- **Exercise details**
Your task is to filter the data below down to the lines holding "title".

- **Given data**
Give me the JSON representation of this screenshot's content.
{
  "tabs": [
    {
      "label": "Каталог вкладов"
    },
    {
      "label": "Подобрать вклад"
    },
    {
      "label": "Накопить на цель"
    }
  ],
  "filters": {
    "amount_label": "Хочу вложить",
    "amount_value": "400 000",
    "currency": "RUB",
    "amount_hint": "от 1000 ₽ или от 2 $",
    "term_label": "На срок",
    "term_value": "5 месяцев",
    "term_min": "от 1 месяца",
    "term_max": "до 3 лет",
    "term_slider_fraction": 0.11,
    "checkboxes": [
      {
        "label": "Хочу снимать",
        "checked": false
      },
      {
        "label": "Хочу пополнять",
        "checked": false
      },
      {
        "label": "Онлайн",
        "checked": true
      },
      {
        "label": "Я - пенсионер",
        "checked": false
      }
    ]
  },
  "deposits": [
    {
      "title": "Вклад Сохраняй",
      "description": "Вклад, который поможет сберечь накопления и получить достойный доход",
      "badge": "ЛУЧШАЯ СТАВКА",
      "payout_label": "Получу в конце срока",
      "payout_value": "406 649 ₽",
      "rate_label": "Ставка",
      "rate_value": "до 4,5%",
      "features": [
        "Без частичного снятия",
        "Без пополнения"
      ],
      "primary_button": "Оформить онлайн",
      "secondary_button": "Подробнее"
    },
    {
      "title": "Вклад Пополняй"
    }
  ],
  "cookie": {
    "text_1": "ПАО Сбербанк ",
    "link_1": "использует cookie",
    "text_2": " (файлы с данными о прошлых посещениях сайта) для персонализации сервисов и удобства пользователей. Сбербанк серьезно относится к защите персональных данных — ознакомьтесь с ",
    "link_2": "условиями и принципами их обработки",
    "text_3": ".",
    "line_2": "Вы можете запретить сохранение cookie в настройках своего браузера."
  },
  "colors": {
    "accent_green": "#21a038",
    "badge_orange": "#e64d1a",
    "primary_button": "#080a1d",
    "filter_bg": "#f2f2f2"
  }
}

- **Expected answer**
      "title": "Вклад Сохраняй",
      "title": "Вклад Пополняй"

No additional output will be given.